- [Problem description] Find each line containing the word "below" and report how many there are. Add nothing else.

[Records from a collection]
------------
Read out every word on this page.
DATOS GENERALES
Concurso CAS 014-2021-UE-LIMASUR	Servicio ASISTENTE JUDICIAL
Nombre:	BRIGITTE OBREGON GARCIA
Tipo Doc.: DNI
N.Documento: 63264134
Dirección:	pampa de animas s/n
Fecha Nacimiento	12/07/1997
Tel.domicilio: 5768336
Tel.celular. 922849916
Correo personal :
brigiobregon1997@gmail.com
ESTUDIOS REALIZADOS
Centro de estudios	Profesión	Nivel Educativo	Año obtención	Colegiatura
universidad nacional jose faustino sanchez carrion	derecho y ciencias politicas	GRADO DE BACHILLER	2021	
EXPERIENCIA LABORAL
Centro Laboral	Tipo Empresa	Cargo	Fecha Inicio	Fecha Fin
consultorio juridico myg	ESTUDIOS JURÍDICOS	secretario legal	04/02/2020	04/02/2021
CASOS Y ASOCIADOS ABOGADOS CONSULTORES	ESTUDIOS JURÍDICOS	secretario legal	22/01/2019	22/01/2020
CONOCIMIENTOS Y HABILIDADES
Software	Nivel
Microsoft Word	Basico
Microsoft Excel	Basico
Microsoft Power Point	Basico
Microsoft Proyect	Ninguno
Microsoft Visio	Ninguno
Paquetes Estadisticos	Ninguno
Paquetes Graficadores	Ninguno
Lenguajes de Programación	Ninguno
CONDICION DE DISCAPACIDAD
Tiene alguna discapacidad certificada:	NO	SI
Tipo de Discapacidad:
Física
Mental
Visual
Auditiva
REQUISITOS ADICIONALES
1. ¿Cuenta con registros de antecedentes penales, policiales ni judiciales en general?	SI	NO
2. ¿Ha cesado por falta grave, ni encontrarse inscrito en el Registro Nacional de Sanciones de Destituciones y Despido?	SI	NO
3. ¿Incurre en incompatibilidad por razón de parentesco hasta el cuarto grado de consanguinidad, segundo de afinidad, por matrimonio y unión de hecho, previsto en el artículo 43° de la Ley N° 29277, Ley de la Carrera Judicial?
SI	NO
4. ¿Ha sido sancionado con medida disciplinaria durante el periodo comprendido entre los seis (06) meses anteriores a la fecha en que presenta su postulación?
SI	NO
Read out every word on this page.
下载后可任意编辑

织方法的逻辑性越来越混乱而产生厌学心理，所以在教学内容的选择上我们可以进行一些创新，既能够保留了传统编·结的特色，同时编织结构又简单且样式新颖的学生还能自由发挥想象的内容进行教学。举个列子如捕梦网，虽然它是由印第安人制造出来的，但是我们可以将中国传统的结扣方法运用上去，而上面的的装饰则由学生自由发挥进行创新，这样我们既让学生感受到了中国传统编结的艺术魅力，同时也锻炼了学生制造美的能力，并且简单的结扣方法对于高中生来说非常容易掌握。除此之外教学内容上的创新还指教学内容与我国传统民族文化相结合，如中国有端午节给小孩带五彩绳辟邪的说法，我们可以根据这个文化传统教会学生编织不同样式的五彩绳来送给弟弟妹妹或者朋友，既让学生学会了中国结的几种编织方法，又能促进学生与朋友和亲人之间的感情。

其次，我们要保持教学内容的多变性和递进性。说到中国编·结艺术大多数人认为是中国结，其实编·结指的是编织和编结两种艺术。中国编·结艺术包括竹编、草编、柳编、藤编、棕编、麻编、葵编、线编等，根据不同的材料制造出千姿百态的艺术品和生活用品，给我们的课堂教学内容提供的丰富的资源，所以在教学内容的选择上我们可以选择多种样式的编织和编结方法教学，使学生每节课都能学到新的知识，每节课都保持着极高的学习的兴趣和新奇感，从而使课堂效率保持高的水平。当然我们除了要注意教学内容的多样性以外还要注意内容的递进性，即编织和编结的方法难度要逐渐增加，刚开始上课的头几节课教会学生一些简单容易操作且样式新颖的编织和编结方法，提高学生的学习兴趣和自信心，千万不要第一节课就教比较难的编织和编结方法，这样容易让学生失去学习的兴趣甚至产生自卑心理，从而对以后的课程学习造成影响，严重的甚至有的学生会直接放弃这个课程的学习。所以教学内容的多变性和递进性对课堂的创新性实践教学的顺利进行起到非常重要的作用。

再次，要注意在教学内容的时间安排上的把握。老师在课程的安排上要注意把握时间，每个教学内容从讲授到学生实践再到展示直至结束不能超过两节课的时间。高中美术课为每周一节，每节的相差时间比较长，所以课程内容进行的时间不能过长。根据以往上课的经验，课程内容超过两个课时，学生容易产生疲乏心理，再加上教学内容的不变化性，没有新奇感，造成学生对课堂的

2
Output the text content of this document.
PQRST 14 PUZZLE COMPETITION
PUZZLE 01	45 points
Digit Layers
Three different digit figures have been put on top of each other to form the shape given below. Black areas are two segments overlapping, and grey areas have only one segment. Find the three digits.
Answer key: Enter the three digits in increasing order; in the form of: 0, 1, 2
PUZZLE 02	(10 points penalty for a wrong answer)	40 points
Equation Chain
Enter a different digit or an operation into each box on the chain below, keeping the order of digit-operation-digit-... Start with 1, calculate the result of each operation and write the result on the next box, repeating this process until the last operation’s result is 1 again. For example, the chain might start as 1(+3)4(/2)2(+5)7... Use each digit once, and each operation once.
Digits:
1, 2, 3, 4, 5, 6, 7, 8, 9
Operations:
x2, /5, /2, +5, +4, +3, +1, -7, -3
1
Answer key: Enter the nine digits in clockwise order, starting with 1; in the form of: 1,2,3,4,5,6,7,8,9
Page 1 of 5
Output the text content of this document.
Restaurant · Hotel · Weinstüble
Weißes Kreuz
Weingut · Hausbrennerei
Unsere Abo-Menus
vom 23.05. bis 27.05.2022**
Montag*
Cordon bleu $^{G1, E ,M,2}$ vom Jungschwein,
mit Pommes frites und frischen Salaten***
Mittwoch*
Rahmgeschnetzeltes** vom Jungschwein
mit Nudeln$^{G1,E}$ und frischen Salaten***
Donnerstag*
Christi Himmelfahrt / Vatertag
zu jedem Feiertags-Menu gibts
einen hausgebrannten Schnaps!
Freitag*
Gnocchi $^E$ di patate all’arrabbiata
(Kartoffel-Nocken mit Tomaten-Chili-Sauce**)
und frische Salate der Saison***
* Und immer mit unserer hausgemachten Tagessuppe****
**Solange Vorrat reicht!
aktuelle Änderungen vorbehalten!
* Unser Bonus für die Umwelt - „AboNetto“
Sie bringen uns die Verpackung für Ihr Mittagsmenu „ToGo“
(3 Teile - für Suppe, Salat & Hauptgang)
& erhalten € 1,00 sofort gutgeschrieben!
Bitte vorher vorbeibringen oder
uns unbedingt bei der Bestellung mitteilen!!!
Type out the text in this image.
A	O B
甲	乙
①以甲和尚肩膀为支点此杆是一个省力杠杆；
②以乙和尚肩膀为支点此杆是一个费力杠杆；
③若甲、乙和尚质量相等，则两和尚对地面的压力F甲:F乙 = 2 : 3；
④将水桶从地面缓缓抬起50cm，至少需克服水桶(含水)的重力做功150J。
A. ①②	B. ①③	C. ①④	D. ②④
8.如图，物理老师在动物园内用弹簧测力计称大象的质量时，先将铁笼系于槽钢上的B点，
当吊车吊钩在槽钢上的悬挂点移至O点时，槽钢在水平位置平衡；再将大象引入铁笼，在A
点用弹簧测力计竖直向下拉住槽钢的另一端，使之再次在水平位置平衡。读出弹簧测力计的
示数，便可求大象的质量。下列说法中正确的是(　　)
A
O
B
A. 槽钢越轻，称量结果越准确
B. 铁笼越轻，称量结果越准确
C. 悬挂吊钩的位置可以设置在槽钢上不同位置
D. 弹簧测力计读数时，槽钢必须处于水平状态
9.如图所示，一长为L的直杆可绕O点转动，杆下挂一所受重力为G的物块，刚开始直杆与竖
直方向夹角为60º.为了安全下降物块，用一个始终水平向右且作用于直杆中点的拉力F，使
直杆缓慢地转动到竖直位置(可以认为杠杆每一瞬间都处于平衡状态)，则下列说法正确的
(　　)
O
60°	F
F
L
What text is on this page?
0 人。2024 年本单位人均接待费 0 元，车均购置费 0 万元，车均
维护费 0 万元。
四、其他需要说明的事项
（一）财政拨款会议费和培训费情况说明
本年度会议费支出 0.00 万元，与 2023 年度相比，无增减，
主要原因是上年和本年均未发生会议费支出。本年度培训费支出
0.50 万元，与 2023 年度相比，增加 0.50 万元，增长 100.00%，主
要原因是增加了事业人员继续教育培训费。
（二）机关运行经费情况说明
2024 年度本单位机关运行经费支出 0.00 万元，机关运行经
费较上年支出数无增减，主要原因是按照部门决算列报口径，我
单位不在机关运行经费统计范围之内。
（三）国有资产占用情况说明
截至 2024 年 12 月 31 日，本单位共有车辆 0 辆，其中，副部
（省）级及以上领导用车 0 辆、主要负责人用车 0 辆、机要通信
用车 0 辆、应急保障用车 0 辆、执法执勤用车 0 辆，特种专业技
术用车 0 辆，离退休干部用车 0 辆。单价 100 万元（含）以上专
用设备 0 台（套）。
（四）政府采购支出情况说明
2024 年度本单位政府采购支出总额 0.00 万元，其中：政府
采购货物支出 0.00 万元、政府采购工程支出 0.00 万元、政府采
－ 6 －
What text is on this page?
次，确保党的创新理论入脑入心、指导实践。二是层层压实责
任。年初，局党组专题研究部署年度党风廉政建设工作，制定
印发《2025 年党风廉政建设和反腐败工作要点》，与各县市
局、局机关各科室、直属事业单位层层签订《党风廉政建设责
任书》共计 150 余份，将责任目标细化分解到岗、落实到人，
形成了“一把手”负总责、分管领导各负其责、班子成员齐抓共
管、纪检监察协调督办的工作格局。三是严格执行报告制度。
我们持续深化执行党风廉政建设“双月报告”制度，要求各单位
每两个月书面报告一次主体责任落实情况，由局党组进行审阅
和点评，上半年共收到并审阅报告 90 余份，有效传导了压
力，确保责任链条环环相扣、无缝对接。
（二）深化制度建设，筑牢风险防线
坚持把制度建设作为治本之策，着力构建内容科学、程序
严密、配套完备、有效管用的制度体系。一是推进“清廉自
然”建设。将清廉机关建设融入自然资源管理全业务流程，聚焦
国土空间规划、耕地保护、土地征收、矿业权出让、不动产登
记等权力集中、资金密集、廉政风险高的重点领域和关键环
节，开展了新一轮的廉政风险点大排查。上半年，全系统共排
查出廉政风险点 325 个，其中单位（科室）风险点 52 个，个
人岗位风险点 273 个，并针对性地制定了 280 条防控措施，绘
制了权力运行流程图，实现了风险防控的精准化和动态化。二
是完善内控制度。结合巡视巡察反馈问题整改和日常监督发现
------------
- [Solution] 2